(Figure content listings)
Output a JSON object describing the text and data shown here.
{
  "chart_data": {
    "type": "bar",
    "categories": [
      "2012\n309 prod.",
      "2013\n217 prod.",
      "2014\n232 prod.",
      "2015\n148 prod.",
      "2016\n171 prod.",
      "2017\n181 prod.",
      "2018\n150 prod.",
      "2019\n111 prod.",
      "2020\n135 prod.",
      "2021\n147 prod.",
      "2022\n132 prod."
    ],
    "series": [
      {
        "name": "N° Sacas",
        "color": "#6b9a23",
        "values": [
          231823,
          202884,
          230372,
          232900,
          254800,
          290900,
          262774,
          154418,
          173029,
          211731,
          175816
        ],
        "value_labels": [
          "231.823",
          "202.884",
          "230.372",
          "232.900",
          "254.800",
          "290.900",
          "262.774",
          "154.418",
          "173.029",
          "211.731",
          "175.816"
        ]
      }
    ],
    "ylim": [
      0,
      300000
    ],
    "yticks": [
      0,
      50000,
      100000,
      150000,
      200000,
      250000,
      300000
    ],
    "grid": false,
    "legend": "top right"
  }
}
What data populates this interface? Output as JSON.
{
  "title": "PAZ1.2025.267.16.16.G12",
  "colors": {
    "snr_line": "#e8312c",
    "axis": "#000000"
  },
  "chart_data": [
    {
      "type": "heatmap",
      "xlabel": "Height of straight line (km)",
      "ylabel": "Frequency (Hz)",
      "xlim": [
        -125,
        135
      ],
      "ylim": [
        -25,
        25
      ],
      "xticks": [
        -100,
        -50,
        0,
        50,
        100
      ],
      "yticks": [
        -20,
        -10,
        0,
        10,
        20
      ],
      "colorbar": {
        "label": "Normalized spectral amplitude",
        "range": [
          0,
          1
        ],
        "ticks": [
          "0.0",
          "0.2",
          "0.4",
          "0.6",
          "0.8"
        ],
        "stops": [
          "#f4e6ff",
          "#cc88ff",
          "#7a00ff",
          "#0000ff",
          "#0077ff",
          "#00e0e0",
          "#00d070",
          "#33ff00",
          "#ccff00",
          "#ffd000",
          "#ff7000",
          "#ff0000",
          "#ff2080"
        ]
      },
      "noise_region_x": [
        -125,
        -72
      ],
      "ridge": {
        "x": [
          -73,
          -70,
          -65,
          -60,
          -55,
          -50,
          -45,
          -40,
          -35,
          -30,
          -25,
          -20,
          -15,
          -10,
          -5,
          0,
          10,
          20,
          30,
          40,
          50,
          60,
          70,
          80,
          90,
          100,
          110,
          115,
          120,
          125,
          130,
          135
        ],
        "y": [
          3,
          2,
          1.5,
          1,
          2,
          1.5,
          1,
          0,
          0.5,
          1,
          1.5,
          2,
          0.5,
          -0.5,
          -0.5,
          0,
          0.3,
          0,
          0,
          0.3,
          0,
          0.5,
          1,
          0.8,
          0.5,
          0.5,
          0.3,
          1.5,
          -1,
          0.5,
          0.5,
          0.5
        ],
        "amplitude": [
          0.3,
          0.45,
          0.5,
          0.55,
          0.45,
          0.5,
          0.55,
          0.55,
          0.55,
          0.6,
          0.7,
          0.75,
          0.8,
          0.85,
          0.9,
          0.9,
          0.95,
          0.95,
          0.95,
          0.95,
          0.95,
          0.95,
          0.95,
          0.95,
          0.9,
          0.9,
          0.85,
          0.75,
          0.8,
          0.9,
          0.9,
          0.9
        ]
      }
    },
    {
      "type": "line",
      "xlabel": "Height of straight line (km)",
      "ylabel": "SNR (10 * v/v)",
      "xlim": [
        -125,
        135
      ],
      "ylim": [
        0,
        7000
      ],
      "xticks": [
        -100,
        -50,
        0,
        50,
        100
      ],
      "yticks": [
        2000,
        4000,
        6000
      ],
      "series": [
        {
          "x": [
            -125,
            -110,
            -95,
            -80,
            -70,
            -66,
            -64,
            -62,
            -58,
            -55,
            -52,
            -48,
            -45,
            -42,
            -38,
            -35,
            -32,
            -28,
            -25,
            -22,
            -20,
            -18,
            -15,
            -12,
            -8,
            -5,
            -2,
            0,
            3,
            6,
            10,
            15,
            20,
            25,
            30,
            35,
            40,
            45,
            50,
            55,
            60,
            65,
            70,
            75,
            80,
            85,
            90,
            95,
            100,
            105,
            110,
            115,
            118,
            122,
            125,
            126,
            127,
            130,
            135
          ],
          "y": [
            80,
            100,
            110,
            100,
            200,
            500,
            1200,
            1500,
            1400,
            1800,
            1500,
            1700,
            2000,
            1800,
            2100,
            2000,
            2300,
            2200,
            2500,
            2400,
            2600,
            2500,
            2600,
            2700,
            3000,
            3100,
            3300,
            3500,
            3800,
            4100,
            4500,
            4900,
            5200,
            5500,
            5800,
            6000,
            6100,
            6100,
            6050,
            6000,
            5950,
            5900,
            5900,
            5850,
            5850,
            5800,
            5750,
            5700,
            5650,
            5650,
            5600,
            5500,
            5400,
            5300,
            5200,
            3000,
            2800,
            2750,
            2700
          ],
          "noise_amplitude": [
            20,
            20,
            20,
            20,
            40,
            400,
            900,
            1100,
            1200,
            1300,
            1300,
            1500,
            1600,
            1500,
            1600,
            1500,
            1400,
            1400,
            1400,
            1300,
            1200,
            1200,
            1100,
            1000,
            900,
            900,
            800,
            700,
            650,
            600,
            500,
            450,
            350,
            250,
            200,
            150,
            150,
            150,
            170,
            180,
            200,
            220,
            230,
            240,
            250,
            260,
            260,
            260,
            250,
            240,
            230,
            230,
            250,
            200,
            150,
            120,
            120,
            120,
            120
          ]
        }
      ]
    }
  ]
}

▸ **THE EXERCISE**: Write the listing out again, exactly as shown above.

▸ **RESULT OF THIS TASK**:
Output a JSON object describing the text and data shown here.
{
  "chart_data": {
    "type": "bar",
    "categories": [
      "2012\n309 prod.",
      "2013\n217 prod.",
      "2014\n232 prod.",
      "2015\n148 prod.",
      "2016\n171 prod.",
      "2017\n181 prod.",
      "2018\n150 prod.",
      "2019\n111 prod.",
      "2020\n135 prod.",
      "2021\n147 prod.",
      "2022\n132 prod."
    ],
    "series": [
      {
        "name": "N° Sacas",
        "color": "#6b9a23",
        "values": [
          231823,
          202884,
          230372,
          232900,
          254800,
          290900,
          262774,
          154418,
          173029,
          211731,
          175816
        ],
        "value_labels": [
          "231.823",
          "202.884",
          "230.372",
          "232.900",
          "254.800",
          "290.900",
          "262.774",
          "154.418",
          "173.029",
          "211.731",
          "175.816"
        ]
      }
    ],
    "ylim": [
      0,
      300000
    ],
    "yticks": [
      0,
      50000,
      100000,
      150000,
      200000,
      250000,
      300000
    ],
    "grid": false,
    "legend": "top right"
  }
}
What data populates this interface? Output as JSON.
{
  "title": "PAZ1.2025.267.16.16.G12",
  "colors": {
    "snr_line": "#e8312c",
    "axis": "#000000"
  },
  "chart_data": [
    {
      "type": "heatmap",
      "xlabel": "Height of straight line (km)",
      "ylabel": "Frequency (Hz)",
      "xlim": [
        -125,
        135
      ],
      "ylim": [
        -25,
        25
      ],
      "xticks": [
        -100,
        -50,
        0,
        50,
        100
      ],
      "yticks": [
        -20,
        -10,
        0,
        10,
        20
      ],
      "colorbar": {
        "label": "Normalized spectral amplitude",
        "range": [
          0,
          1
        ],
        "ticks": [
          "0.0",
          "0.2",
          "0.4",
          "0.6",
          "0.8"
        ],
        "stops": [
          "#f4e6ff",
          "#cc88ff",
          "#7a00ff",
          "#0000ff",
          "#0077ff",
          "#00e0e0",
          "#00d070",
          "#33ff00",
          "#ccff00",
          "#ffd000",
          "#ff7000",
          "#ff0000",
          "#ff2080"
        ]
      },
      "noise_region_x": [
        -125,
        -72
      ],
      "ridge": {
        "x": [
          -73,
          -70,
          -65,
          -60,
          -55,
          -50,
          -45,
          -40,
          -35,
          -30,
          -25,
          -20,
          -15,
          -10,
          -5,
          0,
          10,
          20,
          30,
          40,
          50,
          60,
          70,
          80,
          90,
          100,
          110,
          115,
          120,
          125,
          130,
          135
        ],
        "y": [
          3,
          2,
          1.5,
          1,
          2,
          1.5,
          1,
          0,
          0.5,
          1,
          1.5,
          2,
          0.5,
          -0.5,
          -0.5,
          0,
          0.3,
          0,
          0,
          0.3,
          0,
          0.5,
          1,
          0.8,
          0.5,
          0.5,
          0.3,
          1.5,
          -1,
          0.5,
          0.5,
          0.5
        ],
        "amplitude": [
          0.3,
          0.45,
          0.5,
          0.55,
          0.45,
          0.5,
          0.55,
          0.55,
          0.55,
          0.6,
          0.7,
          0.75,
          0.8,
          0.85,
          0.9,
          0.9,
          0.95,
          0.95,
          0.95,
          0.95,
          0.95,
          0.95,
          0.95,
          0.95,
          0.9,
          0.9,
          0.85,
          0.75,
          0.8,
          0.9,
          0.9,
          0.9
        ]
      }
    },
    {
      "type": "line",
      "xlabel": "Height of straight line (km)",
      "ylabel": "SNR (10 * v/v)",
      "xlim": [
        -125,
        135
      ],
      "ylim": [
        0,
        7000
      ],
      "xticks": [
        -100,
        -50,
        0,
        50,
        100
      ],
      "yticks": [
        2000,
        4000,
        6000
      ],
      "series": [
        {
          "x": [
            -125,
            -110,
            -95,
            -80,
            -70,
            -66,
            -64,
            -62,
            -58,
            -55,
            -52,
            -48,
            -45,
            -42,
            -38,
            -35,
            -32,
            -28,
            -25,
            -22,
            -20,
            -18,
            -15,
            -12,
            -8,
            -5,
            -2,
            0,
            3,
            6,
            10,
            15,
            20,
            25,
            30,
            35,
            40,
            45,
            50,
            55,
            60,
            65,
            70,
            75,
            80,
            85,
            90,
            95,
            100,
            105,
            110,
            115,
            118,
            122,
            125,
            126,
            127,
            130,
            135
          ],
          "y": [
            80,
            100,
            110,
            100,
            200,
            500,
            1200,
            1500,
            1400,
            1800,
            1500,
            1700,
            2000,
            1800,
            2100,
            2000,
            2300,
            2200,
            2500,
            2400,
            2600,
            2500,
            2600,
            2700,
            3000,
            3100,
            3300,
            3500,
            3800,
            4100,
            4500,
            4900,
            5200,
            5500,
            5800,
            6000,
            6100,
            6100,
            6050,
            6000,
            5950,
            5900,
            5900,
            5850,
            5850,
            5800,
            5750,
            5700,
            5650,
            5650,
            5600,
            5500,
            5400,
            5300,
            5200,
            3000,
            2800,
            2750,
            2700
          ],
          "noise_amplitude": [
            20,
            20,
            20,
            20,
            40,
            400,
            900,
            1100,
            1200,
            1300,
            1300,
            1500,
            1600,
            1500,
            1600,
            1500,
            1400,
            1400,
            1400,
            1300,
            1200,
            1200,
            1100,
            1000,
            900,
            900,
            800,
            700,
            650,
            600,
            500,
            450,
            350,
            250,
            200,
            150,
            150,
            150,
            170,
            180,
            200,
            220,
            230,
            240,
            250,
            260,
            260,
            260,
            250,
            240,
            230,
            230,
            250,
            200,
            150,
            120,
            120,
            120,
            120
          ]
        }
      ]
    }
  ]
}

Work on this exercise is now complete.